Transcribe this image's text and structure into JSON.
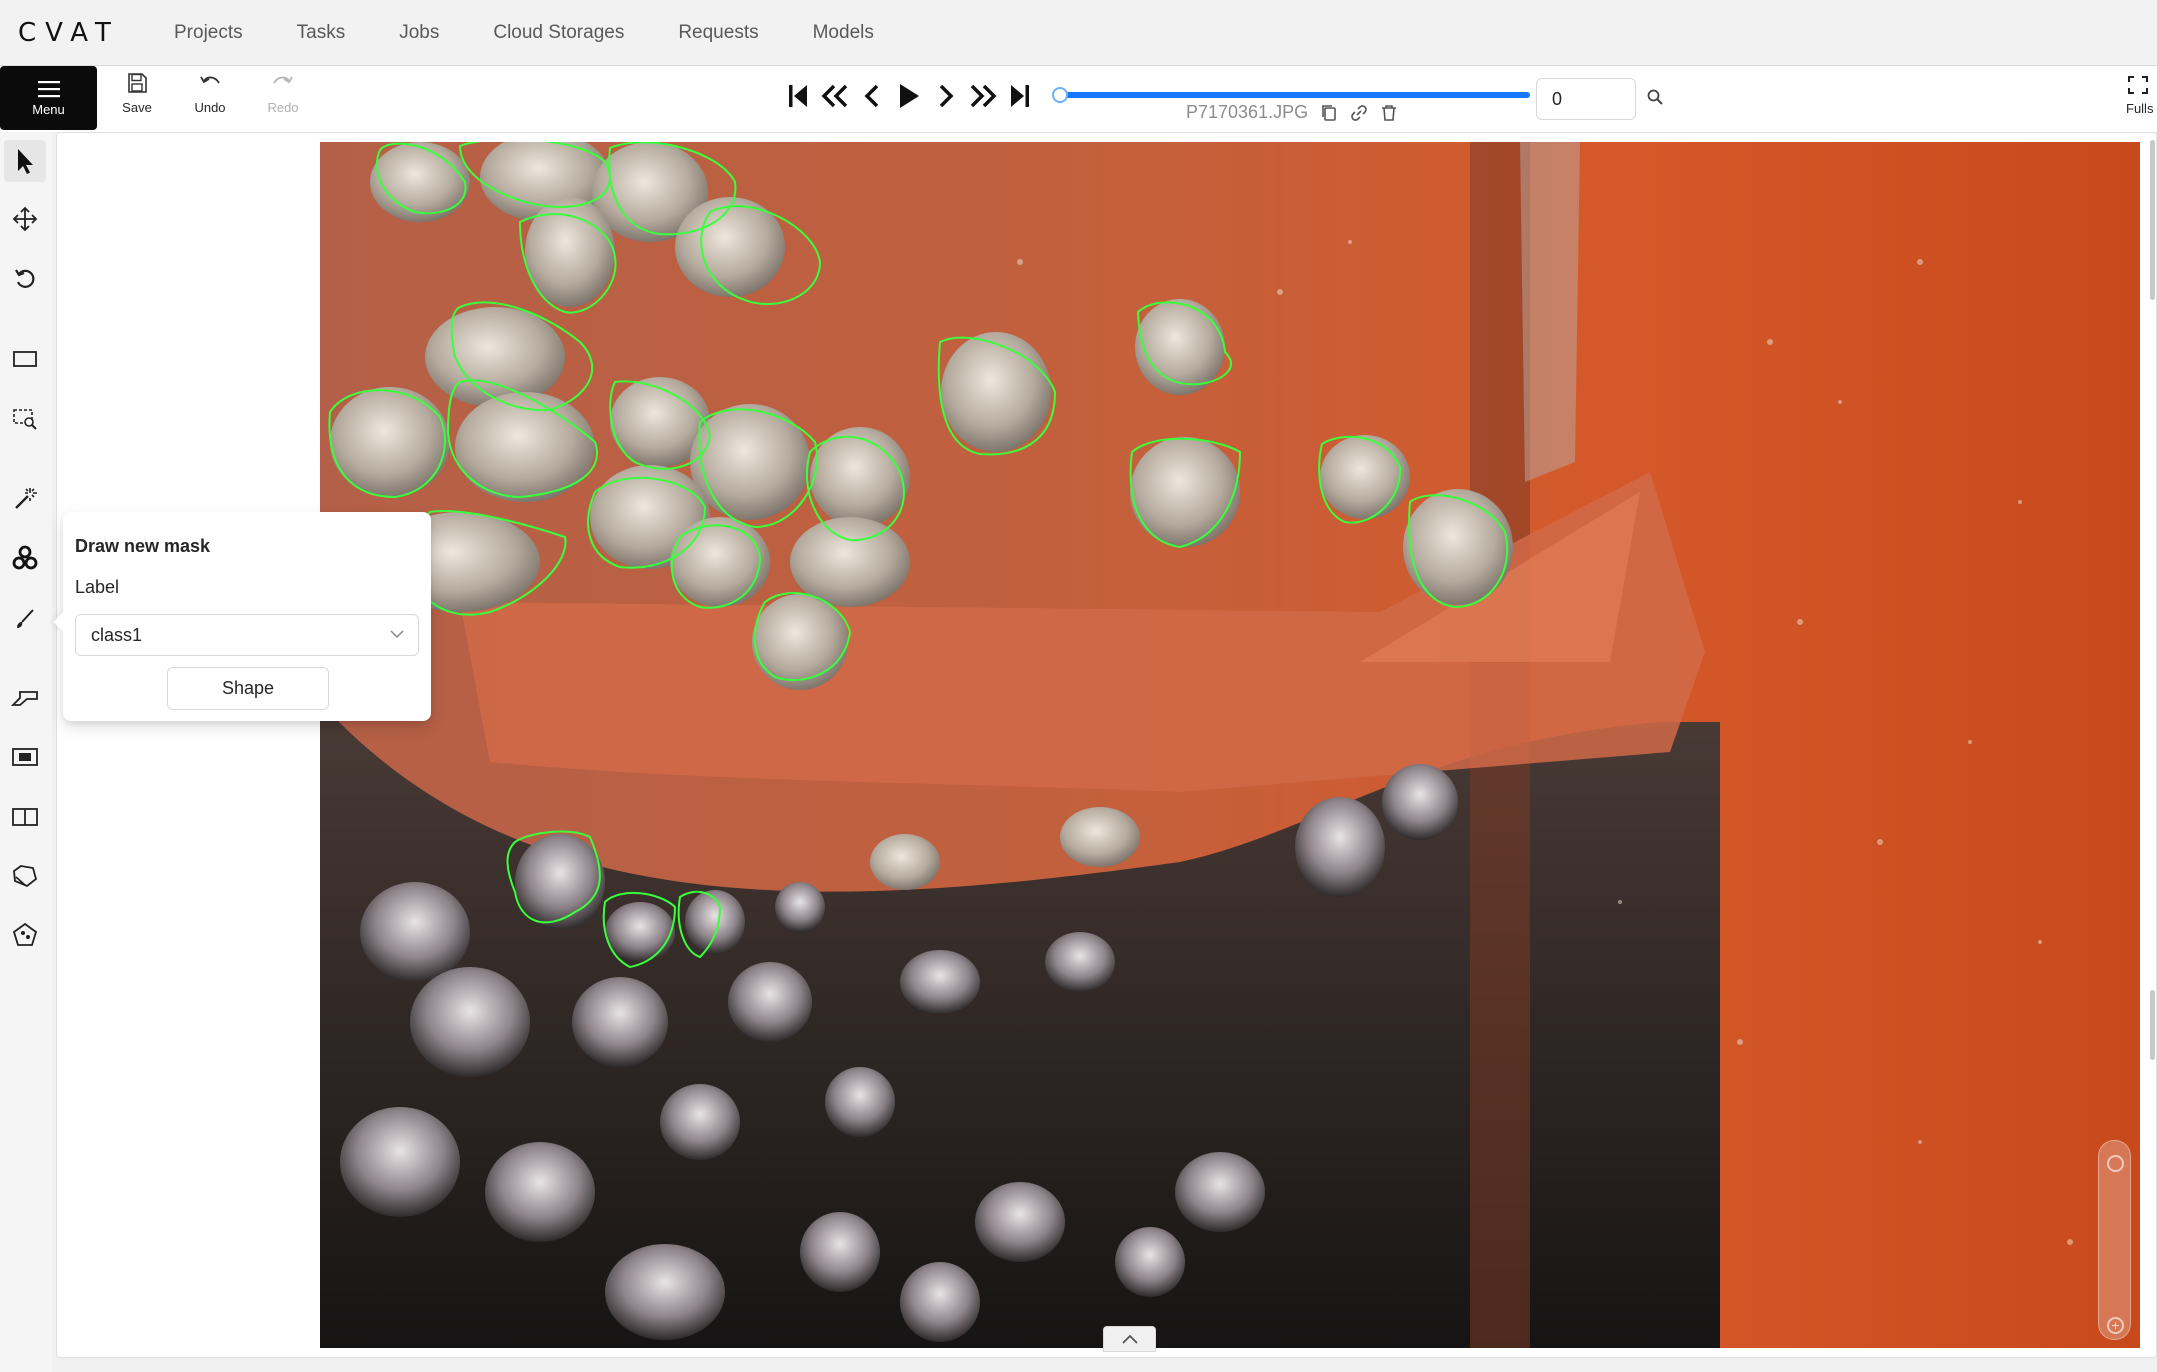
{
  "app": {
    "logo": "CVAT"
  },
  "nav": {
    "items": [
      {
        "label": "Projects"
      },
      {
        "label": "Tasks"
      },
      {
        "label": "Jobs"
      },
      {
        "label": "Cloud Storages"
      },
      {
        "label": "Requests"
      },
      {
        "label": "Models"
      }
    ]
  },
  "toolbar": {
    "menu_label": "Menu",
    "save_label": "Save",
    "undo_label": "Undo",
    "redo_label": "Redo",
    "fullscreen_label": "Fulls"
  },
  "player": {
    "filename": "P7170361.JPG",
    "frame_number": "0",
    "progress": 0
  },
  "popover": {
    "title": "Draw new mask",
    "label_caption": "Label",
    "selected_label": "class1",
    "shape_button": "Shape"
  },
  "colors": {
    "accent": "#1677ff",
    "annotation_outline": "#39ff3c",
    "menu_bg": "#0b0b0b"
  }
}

==============================

- **SHORT PROBLEM**: A faithful copy of the records above is needed, with the pictures left out.

- **OUTPUT FOR THIS TASK**:
Transcribe this image's text and structure into JSON.
{
  "app": {
    "logo": "CVAT"
  },
  "nav": {
    "items": [
      {
        "label": "Projects"
      },
      {
        "label": "Tasks"
      },
      {
        "label": "Jobs"
      },
      {
        "label": "Cloud Storages"
      },
      {
        "label": "Requests"
      },
      {
        "label": "Models"
      }
    ]
  },
  "toolbar": {
    "menu_label": "Menu",
    "save_label": "Save",
    "undo_label": "Undo",
    "redo_label": "Redo",
    "fullscreen_label": "Fulls"
  },
  "player": {
    "filename": "P7170361.JPG",
    "frame_number": "0",
    "progress": 0
  },
  "popover": {
    "title": "Draw new mask",
    "label_caption": "Label",
    "selected_label": "class1",
    "shape_button": "Shape"
  },
  "colors": {
    "accent": "#1677ff",
    "annotation_outline": "#39ff3c",
    "menu_bg": "#0b0b0b"
  }
}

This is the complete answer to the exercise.